-- What to work on --
Filter this material down to the lines that hold "alert", copying each one.

-- Source material --
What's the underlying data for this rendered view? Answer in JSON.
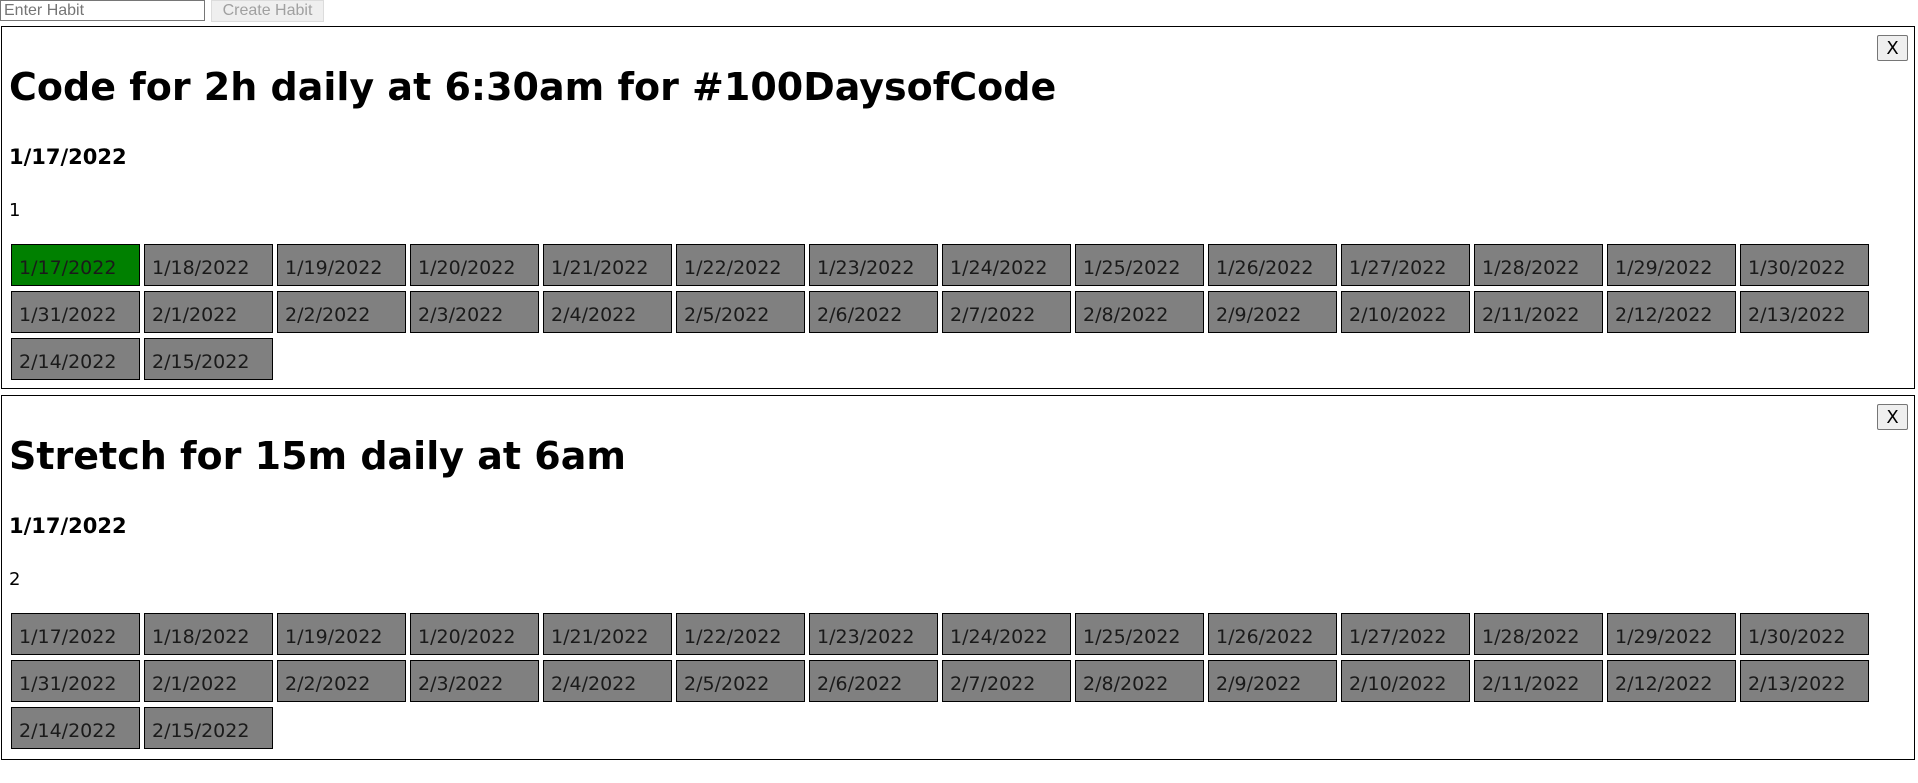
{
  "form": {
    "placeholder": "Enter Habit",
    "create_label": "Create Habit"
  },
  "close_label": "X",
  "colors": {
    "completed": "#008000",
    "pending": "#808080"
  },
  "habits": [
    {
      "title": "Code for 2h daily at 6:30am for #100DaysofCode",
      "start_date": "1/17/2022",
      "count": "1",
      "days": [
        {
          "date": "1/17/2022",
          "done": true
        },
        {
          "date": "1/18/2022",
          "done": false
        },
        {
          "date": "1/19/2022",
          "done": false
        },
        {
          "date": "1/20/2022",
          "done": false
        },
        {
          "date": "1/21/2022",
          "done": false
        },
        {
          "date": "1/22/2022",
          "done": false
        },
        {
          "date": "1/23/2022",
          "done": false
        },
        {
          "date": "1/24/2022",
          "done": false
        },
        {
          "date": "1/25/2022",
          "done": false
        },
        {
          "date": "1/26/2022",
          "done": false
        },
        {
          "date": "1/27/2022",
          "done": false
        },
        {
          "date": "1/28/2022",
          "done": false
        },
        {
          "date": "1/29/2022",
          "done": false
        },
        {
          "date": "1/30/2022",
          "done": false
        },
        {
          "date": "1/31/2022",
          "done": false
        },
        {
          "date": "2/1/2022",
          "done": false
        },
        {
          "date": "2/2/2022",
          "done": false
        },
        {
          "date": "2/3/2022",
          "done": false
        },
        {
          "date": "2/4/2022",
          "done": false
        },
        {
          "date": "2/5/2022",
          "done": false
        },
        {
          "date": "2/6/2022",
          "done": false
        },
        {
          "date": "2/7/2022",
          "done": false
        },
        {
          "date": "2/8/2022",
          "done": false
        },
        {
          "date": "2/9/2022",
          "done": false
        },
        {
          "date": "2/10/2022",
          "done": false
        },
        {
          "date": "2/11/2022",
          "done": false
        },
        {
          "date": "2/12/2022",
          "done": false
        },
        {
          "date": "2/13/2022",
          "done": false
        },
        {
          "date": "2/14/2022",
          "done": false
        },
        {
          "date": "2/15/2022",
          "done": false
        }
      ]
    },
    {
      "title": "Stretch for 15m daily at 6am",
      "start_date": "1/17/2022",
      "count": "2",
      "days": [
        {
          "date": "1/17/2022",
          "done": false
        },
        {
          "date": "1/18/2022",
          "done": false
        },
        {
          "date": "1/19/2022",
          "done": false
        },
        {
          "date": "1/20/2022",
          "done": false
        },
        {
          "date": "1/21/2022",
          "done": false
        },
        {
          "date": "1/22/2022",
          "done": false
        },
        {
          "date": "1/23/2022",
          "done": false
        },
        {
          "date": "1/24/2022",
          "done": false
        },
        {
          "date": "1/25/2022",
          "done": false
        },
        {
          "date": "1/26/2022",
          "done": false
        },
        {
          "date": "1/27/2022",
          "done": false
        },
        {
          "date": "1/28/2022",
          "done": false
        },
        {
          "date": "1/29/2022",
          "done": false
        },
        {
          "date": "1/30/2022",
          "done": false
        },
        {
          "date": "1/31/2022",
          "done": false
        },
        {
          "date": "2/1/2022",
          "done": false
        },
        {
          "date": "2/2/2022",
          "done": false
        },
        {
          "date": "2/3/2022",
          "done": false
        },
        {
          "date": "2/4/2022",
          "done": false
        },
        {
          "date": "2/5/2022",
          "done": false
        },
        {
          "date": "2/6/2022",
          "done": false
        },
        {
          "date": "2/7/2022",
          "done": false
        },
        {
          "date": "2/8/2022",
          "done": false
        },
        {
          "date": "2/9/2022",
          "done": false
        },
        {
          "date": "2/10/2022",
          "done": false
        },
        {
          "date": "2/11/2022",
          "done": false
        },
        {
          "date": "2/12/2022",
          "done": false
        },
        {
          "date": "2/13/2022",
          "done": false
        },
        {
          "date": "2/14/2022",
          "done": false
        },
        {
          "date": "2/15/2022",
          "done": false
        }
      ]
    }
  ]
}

==

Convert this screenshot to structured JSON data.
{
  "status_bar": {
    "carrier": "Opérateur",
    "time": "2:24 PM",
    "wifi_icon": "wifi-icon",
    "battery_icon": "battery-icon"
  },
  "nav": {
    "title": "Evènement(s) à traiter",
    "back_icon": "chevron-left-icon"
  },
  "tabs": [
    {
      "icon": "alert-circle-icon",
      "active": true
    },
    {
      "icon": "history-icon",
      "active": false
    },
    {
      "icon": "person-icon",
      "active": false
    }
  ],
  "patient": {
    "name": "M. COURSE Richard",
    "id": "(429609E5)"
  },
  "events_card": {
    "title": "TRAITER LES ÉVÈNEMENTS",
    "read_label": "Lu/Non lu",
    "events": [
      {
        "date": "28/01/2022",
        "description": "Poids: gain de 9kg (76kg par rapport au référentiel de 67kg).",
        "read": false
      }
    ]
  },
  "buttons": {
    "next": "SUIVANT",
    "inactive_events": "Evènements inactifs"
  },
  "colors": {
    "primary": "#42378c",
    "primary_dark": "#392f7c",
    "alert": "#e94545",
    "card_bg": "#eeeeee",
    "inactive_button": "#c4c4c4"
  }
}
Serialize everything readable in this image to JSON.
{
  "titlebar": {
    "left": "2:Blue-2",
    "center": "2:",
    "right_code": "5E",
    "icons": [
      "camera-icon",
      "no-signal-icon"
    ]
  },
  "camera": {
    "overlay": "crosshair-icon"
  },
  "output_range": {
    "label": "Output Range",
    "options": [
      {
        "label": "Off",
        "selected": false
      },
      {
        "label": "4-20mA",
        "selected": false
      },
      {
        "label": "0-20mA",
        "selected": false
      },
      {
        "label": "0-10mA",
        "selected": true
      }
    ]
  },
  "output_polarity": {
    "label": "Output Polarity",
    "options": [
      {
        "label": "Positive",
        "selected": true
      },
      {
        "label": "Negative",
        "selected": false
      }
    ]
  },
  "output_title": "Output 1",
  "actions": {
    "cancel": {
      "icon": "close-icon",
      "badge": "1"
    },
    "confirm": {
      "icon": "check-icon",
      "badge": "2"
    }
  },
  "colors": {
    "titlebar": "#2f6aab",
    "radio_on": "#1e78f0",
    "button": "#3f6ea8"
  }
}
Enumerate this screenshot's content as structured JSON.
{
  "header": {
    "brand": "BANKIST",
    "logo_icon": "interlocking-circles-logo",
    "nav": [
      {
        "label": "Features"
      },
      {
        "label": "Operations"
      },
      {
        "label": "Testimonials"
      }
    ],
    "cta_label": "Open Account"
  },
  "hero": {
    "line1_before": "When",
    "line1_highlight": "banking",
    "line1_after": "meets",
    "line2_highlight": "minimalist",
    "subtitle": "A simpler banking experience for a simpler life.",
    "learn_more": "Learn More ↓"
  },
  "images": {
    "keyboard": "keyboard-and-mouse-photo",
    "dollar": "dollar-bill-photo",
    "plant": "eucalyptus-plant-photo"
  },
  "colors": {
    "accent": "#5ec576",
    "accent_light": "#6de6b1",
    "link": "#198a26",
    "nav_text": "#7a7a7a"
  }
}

-- Reply --
      "icon": "alert-circle-icon",
    "alert": "#e94545",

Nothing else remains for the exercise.